= Votre objectif =
D'après l'entretien, avec quel film Brad Peyton a-t-il débuté avant ce premier film d'aventure ?
======== Source
VOYAGE AU CENTRE DE LA TERRE 2 : L’ILE MYSTERIEUSE : Entretien exclusif avec le réalisateur Brad Peyton
Article Cinéma du Lundi 12 Mars 2012

Suite de notre reportage sur le tournage et rencontre avec Brad Peyton, qui signe ici son premier film d’aventure, après avoir débuté avec le film pour les enfants COMME CHIEN ET CHATS, LA REVANCHE DE KITTY GALORE.

Propos recueillis et traduits par Pascal Pinteau

Vous avez dû vous immerger littéralement dans les techniques de la 3-D Relief pour préparer ce film qui regorge d’effets visuels complexes…

Oui, j’en sais définitivement plus sur le relief qu’il y a un an, à la même époque ! (rires) C’est encore un procédé relativement nouveau, car la plupart des techniques actuelles ont été mises au point très récemment. Nous apprenons encore des choses tous les jours. Cela change pratiquement tout dans l’art de réaliser un film : il faut approcher la mise en scène différemment, abandonner certaines règles, en adopter de nouvelles, et l’on progresse ainsi pas à pas, en se basant sur ce que l’on a testé et réussi.

Aviez-vous déjà tenu compte de ce que vous aviez appris qu’il fallait faire ou ne pas faire en relief quand vous avez préparé la prévisualisation du film ?

J’ai d’abord utilisé la prévisualisation comme une manière d’explorer la mise en scène que je prévoyais pour chaque scène du film. C’était un moyen de voir ce qui allait marcher ou pas pendant le tournage en 3-D, quitte à s’adapter et à changer un peu d’approche sur le plateau. Tout avait été conçu pour tirer parti des effets de profondeur et de jaillissement, et toutes les cascades, les trucages de plateau et les effets visuels étaient déjà précisément définis. Pour me préparer, j’ai étudié beaucoup de films en relief, et j’avais aussi participé à la conversion en 3-D de mon premier film, COMME CHIEN ET CHATS, LA REVANCHE DE KITTY GALORE. En réalité, même si l’on prépare les choses dans les moindres détails, rien ne remplace le fait de passer à l’action et de tester ce que vous avez prévu sur le plateau. Que cela marche comme vous l’aviez prévu ou pas, au moins, vous partez d’une base de plan qui indique à tout le monde le but à atteindre. Mais la conversion de mon film de 2D en 3-D m’avait déjà appris beaucoup de choses, et un certain nombre d’erreurs à éviter. Pour VOYAGE AU CENTRE DE LA TERRE 2 , j’ai repris tout ce qui avait bien marché, en essayant de voir jusqu’à quel point je pourrais pousser tel ou tel effet.
================
======== Entrées fournies
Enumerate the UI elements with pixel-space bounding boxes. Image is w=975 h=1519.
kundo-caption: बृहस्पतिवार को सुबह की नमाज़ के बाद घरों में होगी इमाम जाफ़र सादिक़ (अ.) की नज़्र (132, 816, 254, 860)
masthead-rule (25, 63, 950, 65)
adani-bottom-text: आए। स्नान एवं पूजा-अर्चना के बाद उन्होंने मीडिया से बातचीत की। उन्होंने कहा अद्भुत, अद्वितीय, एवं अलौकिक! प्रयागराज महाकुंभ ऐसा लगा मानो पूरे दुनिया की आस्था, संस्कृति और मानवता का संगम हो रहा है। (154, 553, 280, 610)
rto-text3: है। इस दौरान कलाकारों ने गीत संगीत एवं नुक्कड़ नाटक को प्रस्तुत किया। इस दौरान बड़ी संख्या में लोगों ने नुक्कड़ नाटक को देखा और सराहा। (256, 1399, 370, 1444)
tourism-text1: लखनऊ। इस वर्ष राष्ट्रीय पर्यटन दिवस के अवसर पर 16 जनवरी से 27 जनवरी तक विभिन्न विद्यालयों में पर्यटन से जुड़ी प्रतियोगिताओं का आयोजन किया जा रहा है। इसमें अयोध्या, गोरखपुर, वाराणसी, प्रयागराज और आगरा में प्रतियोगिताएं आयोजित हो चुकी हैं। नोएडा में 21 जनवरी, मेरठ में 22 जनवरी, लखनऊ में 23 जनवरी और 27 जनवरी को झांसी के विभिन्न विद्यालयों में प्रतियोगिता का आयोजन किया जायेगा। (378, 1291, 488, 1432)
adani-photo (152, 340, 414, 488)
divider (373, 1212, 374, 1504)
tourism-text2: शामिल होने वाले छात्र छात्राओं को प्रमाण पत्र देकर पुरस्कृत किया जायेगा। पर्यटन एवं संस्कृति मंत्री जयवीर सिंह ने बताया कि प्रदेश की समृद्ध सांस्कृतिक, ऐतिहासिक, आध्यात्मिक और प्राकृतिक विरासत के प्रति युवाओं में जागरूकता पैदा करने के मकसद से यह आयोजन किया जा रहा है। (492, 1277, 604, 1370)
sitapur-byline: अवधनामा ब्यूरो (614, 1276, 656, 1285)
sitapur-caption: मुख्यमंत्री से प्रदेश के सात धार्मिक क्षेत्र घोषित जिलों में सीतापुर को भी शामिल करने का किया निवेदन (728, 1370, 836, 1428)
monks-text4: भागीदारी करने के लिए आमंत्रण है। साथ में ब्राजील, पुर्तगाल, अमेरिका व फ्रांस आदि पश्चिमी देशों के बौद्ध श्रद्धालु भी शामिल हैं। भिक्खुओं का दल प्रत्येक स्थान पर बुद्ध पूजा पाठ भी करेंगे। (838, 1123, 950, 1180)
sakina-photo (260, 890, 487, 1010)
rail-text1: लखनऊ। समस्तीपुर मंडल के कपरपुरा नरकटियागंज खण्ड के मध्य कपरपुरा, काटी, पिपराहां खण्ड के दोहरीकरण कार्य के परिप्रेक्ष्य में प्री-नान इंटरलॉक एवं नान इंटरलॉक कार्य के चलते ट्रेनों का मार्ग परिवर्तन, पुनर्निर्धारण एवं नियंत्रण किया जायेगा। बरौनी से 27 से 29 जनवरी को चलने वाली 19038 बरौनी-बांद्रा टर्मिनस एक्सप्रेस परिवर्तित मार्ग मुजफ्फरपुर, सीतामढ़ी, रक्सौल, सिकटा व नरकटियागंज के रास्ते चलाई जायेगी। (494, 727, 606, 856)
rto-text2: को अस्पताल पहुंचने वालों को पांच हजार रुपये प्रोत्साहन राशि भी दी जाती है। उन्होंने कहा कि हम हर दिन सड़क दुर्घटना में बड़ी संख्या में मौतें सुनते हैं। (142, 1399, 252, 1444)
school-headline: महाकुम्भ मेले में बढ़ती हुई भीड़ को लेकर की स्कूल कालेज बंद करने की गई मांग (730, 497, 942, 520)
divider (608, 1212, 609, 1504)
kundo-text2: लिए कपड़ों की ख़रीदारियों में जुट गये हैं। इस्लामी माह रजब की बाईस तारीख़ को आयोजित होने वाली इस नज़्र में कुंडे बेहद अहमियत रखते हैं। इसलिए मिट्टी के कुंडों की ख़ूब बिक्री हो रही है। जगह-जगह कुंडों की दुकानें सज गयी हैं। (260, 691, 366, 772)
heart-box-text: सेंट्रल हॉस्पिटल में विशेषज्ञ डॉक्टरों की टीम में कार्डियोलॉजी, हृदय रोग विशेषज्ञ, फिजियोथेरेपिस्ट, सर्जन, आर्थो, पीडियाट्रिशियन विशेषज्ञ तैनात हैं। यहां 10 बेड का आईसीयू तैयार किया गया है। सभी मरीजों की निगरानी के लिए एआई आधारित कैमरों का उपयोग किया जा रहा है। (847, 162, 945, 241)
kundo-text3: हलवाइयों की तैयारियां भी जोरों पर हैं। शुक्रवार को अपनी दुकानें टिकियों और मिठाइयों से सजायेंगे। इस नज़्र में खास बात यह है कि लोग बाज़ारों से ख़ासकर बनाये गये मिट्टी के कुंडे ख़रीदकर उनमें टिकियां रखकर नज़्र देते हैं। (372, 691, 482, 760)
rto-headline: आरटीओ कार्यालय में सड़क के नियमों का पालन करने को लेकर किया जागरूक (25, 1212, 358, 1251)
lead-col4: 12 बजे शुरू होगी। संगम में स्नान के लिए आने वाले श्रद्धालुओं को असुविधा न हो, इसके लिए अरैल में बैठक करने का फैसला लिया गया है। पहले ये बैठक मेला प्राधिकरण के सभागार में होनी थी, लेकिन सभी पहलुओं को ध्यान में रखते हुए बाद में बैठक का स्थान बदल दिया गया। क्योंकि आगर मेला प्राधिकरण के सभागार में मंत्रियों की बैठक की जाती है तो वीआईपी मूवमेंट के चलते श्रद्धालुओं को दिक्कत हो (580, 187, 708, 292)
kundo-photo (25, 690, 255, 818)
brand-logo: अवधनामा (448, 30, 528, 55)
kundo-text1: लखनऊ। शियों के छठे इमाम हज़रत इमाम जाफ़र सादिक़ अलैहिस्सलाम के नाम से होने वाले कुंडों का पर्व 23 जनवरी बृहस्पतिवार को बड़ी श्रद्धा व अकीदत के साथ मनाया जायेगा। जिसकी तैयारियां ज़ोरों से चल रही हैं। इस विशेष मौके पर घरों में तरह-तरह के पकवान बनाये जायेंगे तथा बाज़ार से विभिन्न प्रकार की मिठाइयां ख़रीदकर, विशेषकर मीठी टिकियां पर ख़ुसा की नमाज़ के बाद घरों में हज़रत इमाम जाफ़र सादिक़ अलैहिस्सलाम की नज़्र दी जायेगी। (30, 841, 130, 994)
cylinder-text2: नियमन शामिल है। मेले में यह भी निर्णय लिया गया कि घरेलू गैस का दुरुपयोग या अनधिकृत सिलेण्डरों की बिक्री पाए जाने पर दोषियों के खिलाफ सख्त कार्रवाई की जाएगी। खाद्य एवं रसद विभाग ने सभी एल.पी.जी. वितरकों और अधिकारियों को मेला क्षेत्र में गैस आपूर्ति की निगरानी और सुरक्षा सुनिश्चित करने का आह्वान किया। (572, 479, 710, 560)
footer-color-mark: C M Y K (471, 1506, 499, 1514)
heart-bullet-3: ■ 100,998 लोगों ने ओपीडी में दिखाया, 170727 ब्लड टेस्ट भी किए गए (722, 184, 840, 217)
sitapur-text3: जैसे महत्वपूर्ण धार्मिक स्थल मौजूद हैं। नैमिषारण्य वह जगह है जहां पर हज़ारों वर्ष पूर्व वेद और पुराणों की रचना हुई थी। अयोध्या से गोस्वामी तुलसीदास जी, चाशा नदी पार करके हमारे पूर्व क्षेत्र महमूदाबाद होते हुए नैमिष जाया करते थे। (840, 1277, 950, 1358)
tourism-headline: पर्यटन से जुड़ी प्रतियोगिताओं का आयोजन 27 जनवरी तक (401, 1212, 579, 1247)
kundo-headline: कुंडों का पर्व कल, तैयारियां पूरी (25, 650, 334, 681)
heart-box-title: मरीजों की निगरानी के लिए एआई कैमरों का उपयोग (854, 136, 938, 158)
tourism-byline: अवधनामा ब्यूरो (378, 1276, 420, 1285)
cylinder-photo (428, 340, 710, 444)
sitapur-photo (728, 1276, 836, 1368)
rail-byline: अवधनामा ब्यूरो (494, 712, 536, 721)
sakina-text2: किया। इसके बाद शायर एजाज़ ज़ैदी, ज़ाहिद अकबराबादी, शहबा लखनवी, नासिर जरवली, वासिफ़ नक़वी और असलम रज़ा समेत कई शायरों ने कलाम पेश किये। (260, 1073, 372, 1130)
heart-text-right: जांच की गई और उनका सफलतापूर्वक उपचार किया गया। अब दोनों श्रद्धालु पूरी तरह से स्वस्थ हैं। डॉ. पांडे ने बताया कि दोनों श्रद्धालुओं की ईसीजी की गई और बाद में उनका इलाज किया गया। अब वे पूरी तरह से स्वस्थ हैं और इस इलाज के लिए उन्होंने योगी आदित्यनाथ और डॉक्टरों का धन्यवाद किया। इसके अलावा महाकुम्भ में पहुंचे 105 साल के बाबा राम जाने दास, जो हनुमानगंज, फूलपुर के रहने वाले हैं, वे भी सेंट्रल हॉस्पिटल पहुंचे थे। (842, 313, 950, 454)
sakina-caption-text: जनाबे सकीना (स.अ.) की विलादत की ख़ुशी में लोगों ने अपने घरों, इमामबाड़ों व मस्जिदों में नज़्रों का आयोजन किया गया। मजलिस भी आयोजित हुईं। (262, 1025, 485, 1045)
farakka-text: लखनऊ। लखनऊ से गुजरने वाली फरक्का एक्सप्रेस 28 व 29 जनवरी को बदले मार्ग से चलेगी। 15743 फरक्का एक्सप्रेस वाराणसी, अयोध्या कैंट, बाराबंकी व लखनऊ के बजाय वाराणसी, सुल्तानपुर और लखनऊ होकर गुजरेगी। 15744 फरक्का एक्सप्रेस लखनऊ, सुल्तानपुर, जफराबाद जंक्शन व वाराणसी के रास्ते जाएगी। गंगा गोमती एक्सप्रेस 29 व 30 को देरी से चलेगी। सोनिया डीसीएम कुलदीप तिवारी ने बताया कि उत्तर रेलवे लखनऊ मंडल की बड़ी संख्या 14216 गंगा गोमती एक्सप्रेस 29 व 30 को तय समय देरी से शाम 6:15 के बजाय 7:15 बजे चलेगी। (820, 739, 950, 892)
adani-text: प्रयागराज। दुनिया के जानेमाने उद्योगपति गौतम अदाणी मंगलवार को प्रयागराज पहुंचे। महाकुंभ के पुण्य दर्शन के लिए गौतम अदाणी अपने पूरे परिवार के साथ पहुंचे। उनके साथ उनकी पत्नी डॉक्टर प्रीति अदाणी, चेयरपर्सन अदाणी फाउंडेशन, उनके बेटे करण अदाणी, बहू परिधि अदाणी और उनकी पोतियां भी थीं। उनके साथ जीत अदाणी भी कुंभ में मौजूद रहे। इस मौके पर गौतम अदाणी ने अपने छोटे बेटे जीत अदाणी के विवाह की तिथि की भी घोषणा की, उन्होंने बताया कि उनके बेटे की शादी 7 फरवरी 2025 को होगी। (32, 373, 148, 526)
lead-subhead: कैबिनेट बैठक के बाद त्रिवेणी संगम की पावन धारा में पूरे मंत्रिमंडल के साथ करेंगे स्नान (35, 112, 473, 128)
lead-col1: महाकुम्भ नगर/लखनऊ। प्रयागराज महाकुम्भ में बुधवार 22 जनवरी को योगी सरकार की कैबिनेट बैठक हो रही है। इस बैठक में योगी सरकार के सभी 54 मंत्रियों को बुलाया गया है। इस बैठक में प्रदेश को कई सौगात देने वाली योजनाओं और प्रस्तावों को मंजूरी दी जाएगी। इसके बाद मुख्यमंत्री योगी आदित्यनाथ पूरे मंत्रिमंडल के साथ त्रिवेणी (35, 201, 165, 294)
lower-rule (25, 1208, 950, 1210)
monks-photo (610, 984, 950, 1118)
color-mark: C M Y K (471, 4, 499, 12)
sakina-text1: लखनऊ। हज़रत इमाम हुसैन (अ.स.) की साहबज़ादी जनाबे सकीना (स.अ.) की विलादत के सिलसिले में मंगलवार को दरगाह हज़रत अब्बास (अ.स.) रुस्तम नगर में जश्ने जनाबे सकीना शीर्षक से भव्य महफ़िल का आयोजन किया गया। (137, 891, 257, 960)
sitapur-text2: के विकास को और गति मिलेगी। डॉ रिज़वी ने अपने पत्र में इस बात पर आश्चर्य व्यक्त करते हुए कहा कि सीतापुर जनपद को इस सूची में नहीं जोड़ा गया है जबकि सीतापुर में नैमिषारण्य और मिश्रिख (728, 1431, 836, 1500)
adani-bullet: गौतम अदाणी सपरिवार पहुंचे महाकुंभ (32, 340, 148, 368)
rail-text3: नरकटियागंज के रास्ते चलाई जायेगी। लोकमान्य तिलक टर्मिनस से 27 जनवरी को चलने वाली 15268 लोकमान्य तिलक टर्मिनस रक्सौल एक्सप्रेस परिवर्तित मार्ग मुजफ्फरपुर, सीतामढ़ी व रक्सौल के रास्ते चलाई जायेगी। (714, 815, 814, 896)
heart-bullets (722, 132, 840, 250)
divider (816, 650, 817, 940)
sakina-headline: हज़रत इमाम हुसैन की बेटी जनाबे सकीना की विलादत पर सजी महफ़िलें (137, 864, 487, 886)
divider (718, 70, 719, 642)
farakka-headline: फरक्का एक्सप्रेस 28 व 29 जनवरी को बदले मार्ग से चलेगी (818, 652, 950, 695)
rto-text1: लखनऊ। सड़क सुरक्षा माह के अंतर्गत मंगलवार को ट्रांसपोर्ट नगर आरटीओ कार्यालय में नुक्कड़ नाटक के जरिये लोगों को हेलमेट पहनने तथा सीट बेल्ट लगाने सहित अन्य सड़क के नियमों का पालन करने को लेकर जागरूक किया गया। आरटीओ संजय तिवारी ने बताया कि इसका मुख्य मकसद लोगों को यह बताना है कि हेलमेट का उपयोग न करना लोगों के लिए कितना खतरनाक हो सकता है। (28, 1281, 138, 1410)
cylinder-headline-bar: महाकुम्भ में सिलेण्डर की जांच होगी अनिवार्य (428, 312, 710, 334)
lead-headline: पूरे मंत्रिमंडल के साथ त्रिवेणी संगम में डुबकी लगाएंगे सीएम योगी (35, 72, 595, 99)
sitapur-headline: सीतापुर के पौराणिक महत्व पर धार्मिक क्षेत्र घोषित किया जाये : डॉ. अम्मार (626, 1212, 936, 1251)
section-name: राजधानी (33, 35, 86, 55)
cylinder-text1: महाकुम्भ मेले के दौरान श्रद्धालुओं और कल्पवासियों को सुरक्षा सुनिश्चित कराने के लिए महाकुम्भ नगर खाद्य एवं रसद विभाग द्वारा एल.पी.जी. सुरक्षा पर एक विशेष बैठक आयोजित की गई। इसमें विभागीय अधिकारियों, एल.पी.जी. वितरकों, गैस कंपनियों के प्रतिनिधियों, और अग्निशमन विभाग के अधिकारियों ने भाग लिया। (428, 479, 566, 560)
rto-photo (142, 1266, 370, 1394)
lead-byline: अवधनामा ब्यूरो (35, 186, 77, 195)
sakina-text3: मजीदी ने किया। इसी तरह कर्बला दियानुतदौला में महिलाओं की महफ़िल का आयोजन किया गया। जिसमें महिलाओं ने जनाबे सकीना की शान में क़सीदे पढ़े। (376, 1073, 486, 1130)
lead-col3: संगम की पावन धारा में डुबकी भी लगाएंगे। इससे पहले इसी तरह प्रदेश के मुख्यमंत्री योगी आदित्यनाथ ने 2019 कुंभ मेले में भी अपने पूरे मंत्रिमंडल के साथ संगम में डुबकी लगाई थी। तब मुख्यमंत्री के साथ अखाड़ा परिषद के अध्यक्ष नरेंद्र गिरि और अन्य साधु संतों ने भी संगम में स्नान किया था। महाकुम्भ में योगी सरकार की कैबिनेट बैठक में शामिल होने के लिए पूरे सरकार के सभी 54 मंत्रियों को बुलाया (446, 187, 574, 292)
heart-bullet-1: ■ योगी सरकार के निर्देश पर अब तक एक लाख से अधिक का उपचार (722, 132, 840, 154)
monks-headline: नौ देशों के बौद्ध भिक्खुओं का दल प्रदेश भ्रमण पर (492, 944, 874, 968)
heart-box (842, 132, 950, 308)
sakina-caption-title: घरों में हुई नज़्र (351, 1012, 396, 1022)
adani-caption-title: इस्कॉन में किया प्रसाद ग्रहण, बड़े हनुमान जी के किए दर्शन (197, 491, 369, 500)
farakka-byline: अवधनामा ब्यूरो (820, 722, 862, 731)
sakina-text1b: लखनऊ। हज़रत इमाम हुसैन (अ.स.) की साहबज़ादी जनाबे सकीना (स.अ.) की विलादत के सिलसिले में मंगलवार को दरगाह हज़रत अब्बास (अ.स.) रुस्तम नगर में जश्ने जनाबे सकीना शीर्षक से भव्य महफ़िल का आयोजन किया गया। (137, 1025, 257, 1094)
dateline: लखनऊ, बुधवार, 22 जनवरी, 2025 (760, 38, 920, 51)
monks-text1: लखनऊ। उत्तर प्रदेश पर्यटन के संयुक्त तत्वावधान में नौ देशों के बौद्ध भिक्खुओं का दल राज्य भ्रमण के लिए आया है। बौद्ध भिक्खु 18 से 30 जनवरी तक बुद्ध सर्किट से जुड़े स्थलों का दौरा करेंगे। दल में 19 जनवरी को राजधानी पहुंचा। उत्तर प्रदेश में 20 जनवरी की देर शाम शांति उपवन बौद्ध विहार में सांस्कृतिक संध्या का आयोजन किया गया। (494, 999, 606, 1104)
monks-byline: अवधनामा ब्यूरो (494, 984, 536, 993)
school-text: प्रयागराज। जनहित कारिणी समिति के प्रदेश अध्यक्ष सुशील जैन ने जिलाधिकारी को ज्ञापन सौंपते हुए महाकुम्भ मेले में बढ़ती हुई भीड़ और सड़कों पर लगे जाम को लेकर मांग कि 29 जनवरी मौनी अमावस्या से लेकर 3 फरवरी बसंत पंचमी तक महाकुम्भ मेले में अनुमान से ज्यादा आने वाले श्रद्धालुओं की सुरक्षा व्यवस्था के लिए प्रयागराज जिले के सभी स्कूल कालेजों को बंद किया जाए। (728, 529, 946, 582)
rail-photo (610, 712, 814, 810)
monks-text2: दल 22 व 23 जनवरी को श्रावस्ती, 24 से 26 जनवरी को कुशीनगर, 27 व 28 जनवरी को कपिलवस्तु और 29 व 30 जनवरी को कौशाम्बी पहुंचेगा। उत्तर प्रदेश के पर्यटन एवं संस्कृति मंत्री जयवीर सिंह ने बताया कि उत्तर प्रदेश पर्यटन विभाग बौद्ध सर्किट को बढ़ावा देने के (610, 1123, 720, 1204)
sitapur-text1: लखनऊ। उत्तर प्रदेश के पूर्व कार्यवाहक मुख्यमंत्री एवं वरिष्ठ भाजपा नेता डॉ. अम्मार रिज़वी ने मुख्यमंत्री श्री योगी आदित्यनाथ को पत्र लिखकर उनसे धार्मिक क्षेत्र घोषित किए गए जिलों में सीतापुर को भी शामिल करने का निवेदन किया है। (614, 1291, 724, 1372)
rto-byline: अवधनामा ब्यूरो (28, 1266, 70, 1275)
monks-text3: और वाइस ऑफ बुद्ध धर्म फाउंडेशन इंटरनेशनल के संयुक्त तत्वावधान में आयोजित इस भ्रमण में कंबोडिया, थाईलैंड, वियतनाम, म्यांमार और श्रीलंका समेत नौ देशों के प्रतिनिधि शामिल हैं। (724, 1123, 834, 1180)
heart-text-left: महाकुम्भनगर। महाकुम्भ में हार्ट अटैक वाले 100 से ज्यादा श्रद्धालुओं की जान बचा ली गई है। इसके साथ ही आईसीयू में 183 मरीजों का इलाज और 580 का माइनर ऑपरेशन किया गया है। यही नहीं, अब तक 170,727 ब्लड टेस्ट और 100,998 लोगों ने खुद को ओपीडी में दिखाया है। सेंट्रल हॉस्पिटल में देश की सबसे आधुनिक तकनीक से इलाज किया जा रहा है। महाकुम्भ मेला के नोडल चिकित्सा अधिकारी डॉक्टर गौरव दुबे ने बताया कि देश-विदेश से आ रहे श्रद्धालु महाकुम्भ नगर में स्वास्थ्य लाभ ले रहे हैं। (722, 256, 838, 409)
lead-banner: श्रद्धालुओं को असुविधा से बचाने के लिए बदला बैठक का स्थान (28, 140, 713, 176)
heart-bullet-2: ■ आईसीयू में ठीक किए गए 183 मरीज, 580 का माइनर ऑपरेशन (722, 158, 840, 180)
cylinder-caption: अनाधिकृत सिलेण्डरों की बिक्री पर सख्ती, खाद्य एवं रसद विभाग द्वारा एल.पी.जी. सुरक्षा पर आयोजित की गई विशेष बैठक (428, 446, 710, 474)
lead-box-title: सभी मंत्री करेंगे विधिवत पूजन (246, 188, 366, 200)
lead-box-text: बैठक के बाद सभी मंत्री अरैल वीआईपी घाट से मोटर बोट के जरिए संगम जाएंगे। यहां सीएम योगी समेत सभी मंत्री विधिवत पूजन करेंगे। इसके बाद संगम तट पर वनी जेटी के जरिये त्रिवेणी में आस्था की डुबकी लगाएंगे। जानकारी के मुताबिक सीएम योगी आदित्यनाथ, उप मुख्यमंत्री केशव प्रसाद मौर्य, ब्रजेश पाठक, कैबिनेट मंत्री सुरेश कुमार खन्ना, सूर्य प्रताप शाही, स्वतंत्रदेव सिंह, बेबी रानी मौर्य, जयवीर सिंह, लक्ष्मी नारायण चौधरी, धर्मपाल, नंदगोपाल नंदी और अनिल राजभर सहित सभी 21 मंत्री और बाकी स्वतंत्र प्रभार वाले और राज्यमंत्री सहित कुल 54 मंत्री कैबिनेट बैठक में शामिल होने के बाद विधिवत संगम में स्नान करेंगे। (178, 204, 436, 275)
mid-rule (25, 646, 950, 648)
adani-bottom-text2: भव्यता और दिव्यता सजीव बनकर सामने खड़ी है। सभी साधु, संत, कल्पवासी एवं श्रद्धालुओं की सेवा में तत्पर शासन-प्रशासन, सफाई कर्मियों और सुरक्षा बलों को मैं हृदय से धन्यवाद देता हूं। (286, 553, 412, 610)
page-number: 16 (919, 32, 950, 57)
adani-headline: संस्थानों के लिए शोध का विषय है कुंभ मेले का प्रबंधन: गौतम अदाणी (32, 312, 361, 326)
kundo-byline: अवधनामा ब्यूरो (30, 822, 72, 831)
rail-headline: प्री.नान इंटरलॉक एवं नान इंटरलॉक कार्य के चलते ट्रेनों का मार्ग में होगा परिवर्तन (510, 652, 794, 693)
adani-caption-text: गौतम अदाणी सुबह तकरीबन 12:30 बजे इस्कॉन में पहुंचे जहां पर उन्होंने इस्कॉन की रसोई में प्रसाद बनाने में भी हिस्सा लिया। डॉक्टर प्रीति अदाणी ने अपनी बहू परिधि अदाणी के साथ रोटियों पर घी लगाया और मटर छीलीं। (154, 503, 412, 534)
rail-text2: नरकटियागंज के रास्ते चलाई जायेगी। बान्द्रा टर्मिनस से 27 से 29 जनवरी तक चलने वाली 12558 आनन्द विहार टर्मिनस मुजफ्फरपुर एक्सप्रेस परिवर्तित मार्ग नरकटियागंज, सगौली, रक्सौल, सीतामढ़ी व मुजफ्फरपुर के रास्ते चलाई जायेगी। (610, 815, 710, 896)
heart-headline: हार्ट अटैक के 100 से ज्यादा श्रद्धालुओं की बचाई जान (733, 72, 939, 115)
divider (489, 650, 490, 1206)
================
= Réponse =
COMME CHIEN ET CHATS, LA REVANCHE DE KITTY GALORE, un film pour les enfants.